● **What this task involves**
Every entry needs to be printed exactly, please.

Dataset items:
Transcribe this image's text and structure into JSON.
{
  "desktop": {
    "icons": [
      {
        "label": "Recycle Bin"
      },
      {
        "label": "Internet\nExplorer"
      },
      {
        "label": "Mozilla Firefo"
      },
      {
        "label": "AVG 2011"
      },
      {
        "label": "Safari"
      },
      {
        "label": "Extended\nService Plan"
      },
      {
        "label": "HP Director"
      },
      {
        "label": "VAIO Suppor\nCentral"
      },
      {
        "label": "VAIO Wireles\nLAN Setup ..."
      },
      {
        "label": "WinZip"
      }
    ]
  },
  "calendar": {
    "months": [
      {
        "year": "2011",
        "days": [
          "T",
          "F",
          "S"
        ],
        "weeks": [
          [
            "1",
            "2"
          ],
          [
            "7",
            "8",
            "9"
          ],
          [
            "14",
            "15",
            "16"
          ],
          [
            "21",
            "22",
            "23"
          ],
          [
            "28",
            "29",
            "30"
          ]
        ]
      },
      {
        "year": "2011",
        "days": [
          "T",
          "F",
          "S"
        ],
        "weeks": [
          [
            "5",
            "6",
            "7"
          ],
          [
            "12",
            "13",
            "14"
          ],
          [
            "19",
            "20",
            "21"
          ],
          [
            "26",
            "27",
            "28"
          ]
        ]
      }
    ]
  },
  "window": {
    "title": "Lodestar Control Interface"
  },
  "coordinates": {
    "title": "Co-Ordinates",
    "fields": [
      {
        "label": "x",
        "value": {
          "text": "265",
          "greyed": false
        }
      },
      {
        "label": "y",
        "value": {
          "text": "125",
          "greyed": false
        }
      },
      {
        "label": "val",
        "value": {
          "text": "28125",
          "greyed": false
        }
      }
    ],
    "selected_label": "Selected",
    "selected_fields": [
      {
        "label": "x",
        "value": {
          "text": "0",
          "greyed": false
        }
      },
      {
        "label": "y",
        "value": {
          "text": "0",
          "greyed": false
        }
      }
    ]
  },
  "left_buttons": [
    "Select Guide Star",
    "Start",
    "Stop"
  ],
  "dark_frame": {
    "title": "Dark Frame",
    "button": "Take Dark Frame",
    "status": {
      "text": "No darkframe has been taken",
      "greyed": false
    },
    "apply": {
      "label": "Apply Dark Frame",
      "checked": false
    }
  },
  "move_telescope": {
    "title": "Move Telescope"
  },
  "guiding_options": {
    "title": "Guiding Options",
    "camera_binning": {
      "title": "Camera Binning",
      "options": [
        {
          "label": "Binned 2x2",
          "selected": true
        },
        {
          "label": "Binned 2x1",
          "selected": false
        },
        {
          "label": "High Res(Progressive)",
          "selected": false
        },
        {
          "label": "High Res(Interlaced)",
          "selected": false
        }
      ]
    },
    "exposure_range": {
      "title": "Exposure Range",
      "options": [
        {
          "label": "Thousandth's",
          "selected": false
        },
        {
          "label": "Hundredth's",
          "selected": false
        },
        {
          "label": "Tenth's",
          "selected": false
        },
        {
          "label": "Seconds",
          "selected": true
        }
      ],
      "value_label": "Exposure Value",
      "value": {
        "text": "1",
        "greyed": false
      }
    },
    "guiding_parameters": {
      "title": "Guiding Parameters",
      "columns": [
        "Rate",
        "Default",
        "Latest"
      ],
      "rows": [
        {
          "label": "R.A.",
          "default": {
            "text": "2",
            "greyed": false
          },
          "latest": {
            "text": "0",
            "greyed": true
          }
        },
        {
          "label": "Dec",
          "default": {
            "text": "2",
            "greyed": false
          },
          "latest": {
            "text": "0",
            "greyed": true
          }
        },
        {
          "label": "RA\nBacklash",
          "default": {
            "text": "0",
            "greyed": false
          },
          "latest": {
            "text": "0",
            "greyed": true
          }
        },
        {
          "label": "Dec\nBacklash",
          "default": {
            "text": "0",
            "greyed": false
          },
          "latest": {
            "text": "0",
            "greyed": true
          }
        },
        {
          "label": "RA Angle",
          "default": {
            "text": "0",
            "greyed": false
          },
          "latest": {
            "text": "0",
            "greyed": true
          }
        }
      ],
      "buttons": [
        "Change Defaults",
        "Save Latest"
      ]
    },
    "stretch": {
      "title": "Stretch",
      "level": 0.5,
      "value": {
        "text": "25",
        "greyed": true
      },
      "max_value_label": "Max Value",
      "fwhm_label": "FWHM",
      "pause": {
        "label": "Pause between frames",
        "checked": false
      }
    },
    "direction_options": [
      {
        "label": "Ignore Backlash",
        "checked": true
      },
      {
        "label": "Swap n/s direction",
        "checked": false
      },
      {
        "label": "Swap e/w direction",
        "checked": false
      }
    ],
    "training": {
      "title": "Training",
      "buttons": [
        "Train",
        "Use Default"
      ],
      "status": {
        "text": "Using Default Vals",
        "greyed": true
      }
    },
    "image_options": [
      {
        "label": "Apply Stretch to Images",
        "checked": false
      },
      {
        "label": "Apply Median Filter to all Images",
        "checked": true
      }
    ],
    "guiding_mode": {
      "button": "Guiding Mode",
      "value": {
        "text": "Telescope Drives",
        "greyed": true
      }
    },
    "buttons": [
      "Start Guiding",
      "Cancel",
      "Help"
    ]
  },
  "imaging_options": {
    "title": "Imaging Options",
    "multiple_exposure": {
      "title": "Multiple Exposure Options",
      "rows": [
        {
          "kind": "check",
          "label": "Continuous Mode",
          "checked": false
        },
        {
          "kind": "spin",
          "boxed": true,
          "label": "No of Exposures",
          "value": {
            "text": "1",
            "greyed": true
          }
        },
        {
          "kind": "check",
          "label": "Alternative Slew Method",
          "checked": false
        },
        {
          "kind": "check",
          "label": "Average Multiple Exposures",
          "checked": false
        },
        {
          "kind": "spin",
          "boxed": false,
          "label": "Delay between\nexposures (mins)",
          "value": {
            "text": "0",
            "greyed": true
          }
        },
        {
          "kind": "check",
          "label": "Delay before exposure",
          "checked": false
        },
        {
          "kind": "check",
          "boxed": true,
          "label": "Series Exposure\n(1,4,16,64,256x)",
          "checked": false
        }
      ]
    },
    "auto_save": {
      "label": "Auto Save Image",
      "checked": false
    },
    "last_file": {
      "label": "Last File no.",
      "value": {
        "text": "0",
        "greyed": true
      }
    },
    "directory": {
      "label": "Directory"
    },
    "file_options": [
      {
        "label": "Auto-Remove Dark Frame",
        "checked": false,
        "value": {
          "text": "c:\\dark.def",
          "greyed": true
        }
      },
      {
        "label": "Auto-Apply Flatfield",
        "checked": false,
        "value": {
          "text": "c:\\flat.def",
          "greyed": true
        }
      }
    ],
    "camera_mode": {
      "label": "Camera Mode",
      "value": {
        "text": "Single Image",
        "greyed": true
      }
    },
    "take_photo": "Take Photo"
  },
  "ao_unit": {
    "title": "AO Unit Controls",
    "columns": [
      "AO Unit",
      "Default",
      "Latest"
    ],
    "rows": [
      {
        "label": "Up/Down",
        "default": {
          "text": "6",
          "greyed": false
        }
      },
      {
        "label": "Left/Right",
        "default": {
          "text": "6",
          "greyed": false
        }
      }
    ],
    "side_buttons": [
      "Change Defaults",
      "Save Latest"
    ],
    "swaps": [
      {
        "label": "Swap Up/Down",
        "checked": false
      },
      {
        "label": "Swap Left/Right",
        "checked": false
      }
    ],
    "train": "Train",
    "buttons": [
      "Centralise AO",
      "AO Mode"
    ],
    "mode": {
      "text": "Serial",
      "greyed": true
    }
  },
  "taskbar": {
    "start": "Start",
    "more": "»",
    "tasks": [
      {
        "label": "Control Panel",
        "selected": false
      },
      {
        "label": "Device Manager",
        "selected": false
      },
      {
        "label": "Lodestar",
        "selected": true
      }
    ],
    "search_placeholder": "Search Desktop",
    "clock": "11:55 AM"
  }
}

● **The result**
Transcribe this image's text and structure into JSON.
{
  "desktop": {
    "icons": [
      {
        "label": "Recycle Bin"
      },
      {
        "label": "Internet\nExplorer"
      },
      {
        "label": "Mozilla Firefo"
      },
      {
        "label": "AVG 2011"
      },
      {
        "label": "Safari"
      },
      {
        "label": "Extended\nService Plan"
      },
      {
        "label": "HP Director"
      },
      {
        "label": "VAIO Suppor\nCentral"
      },
      {
        "label": "VAIO Wireles\nLAN Setup ..."
      },
      {
        "label": "WinZip"
      }
    ]
  },
  "calendar": {
    "months": [
      {
        "year": "2011",
        "days": [
          "T",
          "F",
          "S"
        ],
        "weeks": [
          [
            "1",
            "2"
          ],
          [
            "7",
            "8",
            "9"
          ],
          [
            "14",
            "15",
            "16"
          ],
          [
            "21",
            "22",
            "23"
          ],
          [
            "28",
            "29",
            "30"
          ]
        ]
      },
      {
        "year": "2011",
        "days": [
          "T",
          "F",
          "S"
        ],
        "weeks": [
          [
            "5",
            "6",
            "7"
          ],
          [
            "12",
            "13",
            "14"
          ],
          [
            "19",
            "20",
            "21"
          ],
          [
            "26",
            "27",
            "28"
          ]
        ]
      }
    ]
  },
  "window": {
    "title": "Lodestar Control Interface"
  },
  "coordinates": {
    "title": "Co-Ordinates",
    "fields": [
      {
        "label": "x",
        "value": {
          "text": "265",
          "greyed": false
        }
      },
      {
        "label": "y",
        "value": {
          "text": "125",
          "greyed": false
        }
      },
      {
        "label": "val",
        "value": {
          "text": "28125",
          "greyed": false
        }
      }
    ],
    "selected_label": "Selected",
    "selected_fields": [
      {
        "label": "x",
        "value": {
          "text": "0",
          "greyed": false
        }
      },
      {
        "label": "y",
        "value": {
          "text": "0",
          "greyed": false
        }
      }
    ]
  },
  "left_buttons": [
    "Select Guide Star",
    "Start",
    "Stop"
  ],
  "dark_frame": {
    "title": "Dark Frame",
    "button": "Take Dark Frame",
    "status": {
      "text": "No darkframe has been taken",
      "greyed": false
    },
    "apply": {
      "label": "Apply Dark Frame",
      "checked": false
    }
  },
  "move_telescope": {
    "title": "Move Telescope"
  },
  "guiding_options": {
    "title": "Guiding Options",
    "camera_binning": {
      "title": "Camera Binning",
      "options": [
        {
          "label": "Binned 2x2",
          "selected": true
        },
        {
          "label": "Binned 2x1",
          "selected": false
        },
        {
          "label": "High Res(Progressive)",
          "selected": false
        },
        {
          "label": "High Res(Interlaced)",
          "selected": false
        }
      ]
    },
    "exposure_range": {
      "title": "Exposure Range",
      "options": [
        {
          "label": "Thousandth's",
          "selected": false
        },
        {
          "label": "Hundredth's",
          "selected": false
        },
        {
          "label": "Tenth's",
          "selected": false
        },
        {
          "label": "Seconds",
          "selected": true
        }
      ],
      "value_label": "Exposure Value",
      "value": {
        "text": "1",
        "greyed": false
      }
    },
    "guiding_parameters": {
      "title": "Guiding Parameters",
      "columns": [
        "Rate",
        "Default",
        "Latest"
      ],
      "rows": [
        {
          "label": "R.A.",
          "default": {
            "text": "2",
            "greyed": false
          },
          "latest": {
            "text": "0",
            "greyed": true
          }
        },
        {
          "label": "Dec",
          "default": {
            "text": "2",
            "greyed": false
          },
          "latest": {
            "text": "0",
            "greyed": true
          }
        },
        {
          "label": "RA\nBacklash",
          "default": {
            "text": "0",
            "greyed": false
          },
          "latest": {
            "text": "0",
            "greyed": true
          }
        },
        {
          "label": "Dec\nBacklash",
          "default": {
            "text": "0",
            "greyed": false
          },
          "latest": {
            "text": "0",
            "greyed": true
          }
        },
        {
          "label": "RA Angle",
          "default": {
            "text": "0",
            "greyed": false
          },
          "latest": {
            "text": "0",
            "greyed": true
          }
        }
      ],
      "buttons": [
        "Change Defaults",
        "Save Latest"
      ]
    },
    "stretch": {
      "title": "Stretch",
      "level": 0.5,
      "value": {
        "text": "25",
        "greyed": true
      },
      "max_value_label": "Max Value",
      "fwhm_label": "FWHM",
      "pause": {
        "label": "Pause between frames",
        "checked": false
      }
    },
    "direction_options": [
      {
        "label": "Ignore Backlash",
        "checked": true
      },
      {
        "label": "Swap n/s direction",
        "checked": false
      },
      {
        "label": "Swap e/w direction",
        "checked": false
      }
    ],
    "training": {
      "title": "Training",
      "buttons": [
        "Train",
        "Use Default"
      ],
      "status": {
        "text": "Using Default Vals",
        "greyed": true
      }
    },
    "image_options": [
      {
        "label": "Apply Stretch to Images",
        "checked": false
      },
      {
        "label": "Apply Median Filter to all Images",
        "checked": true
      }
    ],
    "guiding_mode": {
      "button": "Guiding Mode",
      "value": {
        "text": "Telescope Drives",
        "greyed": true
      }
    },
    "buttons": [
      "Start Guiding",
      "Cancel",
      "Help"
    ]
  },
  "imaging_options": {
    "title": "Imaging Options",
    "multiple_exposure": {
      "title": "Multiple Exposure Options",
      "rows": [
        {
          "kind": "check",
          "label": "Continuous Mode",
          "checked": false
        },
        {
          "kind": "spin",
          "boxed": true,
          "label": "No of Exposures",
          "value": {
            "text": "1",
            "greyed": true
          }
        },
        {
          "kind": "check",
          "label": "Alternative Slew Method",
          "checked": false
        },
        {
          "kind": "check",
          "label": "Average Multiple Exposures",
          "checked": false
        },
        {
          "kind": "spin",
          "boxed": false,
          "label": "Delay between\nexposures (mins)",
          "value": {
            "text": "0",
            "greyed": true
          }
        },
        {
          "kind": "check",
          "label": "Delay before exposure",
          "checked": false
        },
        {
          "kind": "check",
          "boxed": true,
          "label": "Series Exposure\n(1,4,16,64,256x)",
          "checked": false
        }
      ]
    },
    "auto_save": {
      "label": "Auto Save Image",
      "checked": false
    },
    "last_file": {
      "label": "Last File no.",
      "value": {
        "text": "0",
        "greyed": true
      }
    },
    "directory": {
      "label": "Directory"
    },
    "file_options": [
      {
        "label": "Auto-Remove Dark Frame",
        "checked": false,
        "value": {
          "text": "c:\\dark.def",
          "greyed": true
        }
      },
      {
        "label": "Auto-Apply Flatfield",
        "checked": false,
        "value": {
          "text": "c:\\flat.def",
          "greyed": true
        }
      }
    ],
    "camera_mode": {
      "label": "Camera Mode",
      "value": {
        "text": "Single Image",
        "greyed": true
      }
    },
    "take_photo": "Take Photo"
  },
  "ao_unit": {
    "title": "AO Unit Controls",
    "columns": [
      "AO Unit",
      "Default",
      "Latest"
    ],
    "rows": [
      {
        "label": "Up/Down",
        "default": {
          "text": "6",
          "greyed": false
        }
      },
      {
        "label": "Left/Right",
        "default": {
          "text": "6",
          "greyed": false
        }
      }
    ],
    "side_buttons": [
      "Change Defaults",
      "Save Latest"
    ],
    "swaps": [
      {
        "label": "Swap Up/Down",
        "checked": false
      },
      {
        "label": "Swap Left/Right",
        "checked": false
      }
    ],
    "train": "Train",
    "buttons": [
      "Centralise AO",
      "AO Mode"
    ],
    "mode": {
      "text": "Serial",
      "greyed": true
    }
  },
  "taskbar": {
    "start": "Start",
    "more": "»",
    "tasks": [
      {
        "label": "Control Panel",
        "selected": false
      },
      {
        "label": "Device Manager",
        "selected": false
      },
      {
        "label": "Lodestar",
        "selected": true
      }
    ],
    "search_placeholder": "Search Desktop",
    "clock": "11:55 AM"
  }
}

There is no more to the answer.